#### [WRITTEN INSTRUCTION]
Show every line where "round" occurs.

+++ DATASET EXTRACT +++

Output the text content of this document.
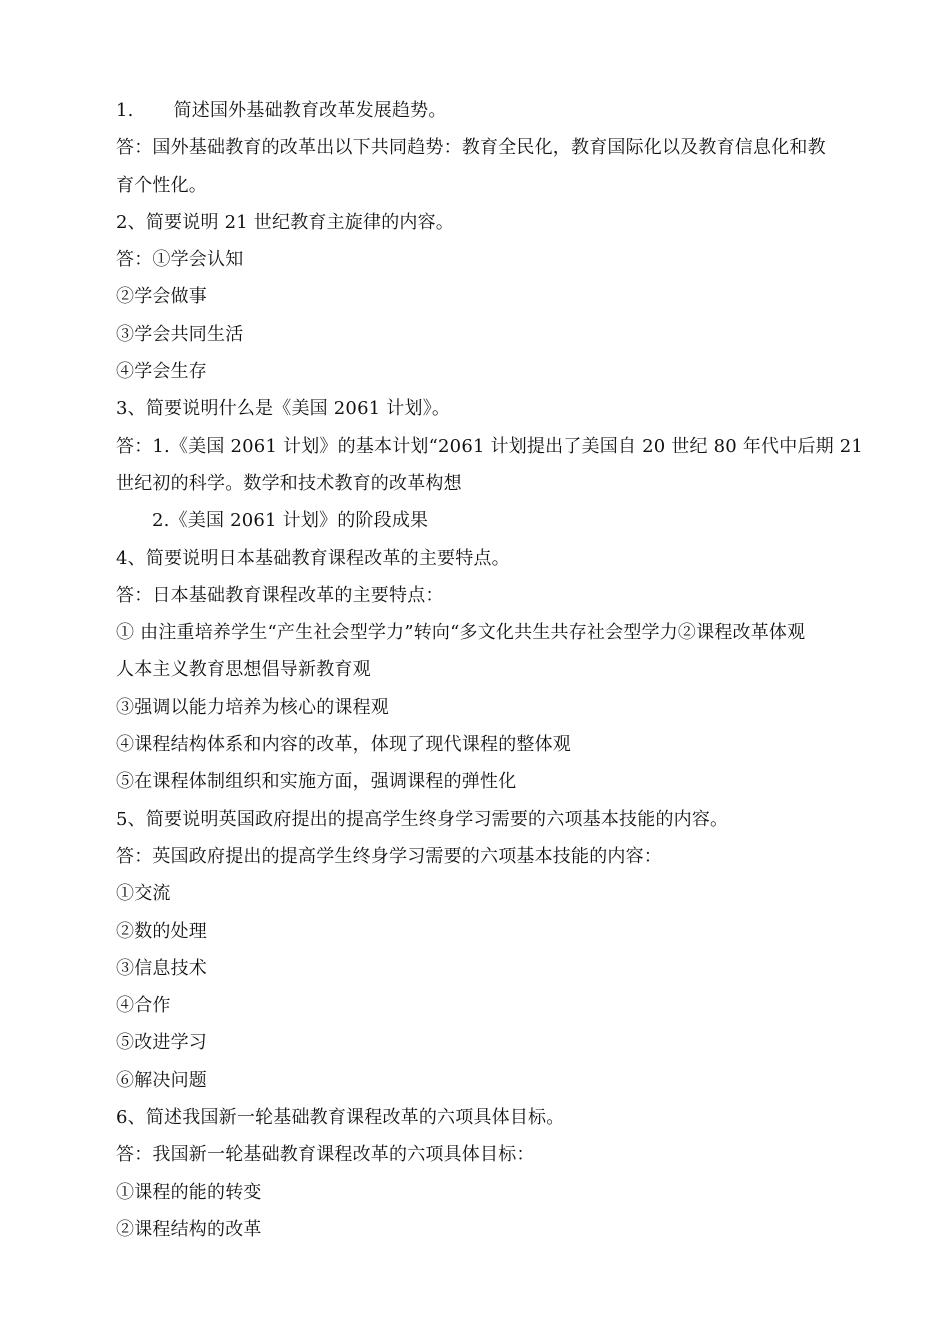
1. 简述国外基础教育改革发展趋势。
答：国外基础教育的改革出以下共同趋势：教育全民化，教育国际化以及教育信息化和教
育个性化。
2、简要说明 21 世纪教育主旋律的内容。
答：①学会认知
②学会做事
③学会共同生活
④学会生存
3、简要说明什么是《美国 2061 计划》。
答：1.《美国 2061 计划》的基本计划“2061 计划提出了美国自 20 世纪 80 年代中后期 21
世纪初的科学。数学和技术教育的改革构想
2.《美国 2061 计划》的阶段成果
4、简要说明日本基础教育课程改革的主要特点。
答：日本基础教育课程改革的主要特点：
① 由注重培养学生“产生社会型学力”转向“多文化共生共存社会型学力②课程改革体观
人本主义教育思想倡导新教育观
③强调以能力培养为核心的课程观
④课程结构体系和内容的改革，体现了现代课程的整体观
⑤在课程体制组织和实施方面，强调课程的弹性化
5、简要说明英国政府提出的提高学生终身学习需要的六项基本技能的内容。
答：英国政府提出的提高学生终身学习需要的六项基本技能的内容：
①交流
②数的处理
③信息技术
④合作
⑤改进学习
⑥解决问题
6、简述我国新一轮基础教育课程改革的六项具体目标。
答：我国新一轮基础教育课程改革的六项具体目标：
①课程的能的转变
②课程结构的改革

+++
+++ DATASET EXTRACT +++

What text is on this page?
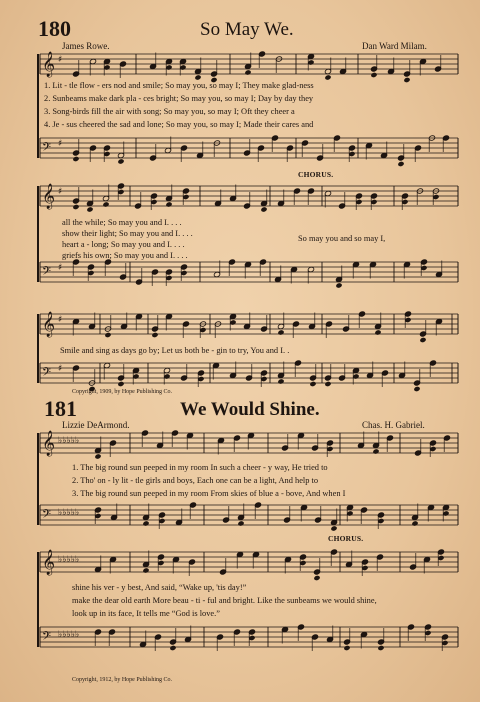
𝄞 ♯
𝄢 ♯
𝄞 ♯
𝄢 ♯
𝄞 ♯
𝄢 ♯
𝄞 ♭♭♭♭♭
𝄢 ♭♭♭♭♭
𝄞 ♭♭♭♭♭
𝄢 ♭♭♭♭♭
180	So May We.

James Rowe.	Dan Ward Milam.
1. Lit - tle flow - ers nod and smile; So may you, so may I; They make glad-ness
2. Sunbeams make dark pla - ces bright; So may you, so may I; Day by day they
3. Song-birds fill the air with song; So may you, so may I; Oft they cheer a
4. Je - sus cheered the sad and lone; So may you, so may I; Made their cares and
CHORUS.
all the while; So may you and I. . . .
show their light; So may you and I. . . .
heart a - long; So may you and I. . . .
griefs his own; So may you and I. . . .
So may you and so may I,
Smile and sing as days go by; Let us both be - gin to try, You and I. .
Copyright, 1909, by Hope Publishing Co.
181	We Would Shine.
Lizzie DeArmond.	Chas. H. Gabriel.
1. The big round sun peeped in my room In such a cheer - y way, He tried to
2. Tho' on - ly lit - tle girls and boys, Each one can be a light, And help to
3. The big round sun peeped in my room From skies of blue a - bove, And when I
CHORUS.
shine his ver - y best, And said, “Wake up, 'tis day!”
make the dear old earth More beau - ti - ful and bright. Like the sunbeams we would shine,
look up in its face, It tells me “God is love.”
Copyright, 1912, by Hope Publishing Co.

+++

#### [OUTPUT OF THE TASK]
1. The big round sun peeped in my room In such a cheer - y way, He tried to
3. The big round sun peeped in my room From skies of blue a - bove, And when I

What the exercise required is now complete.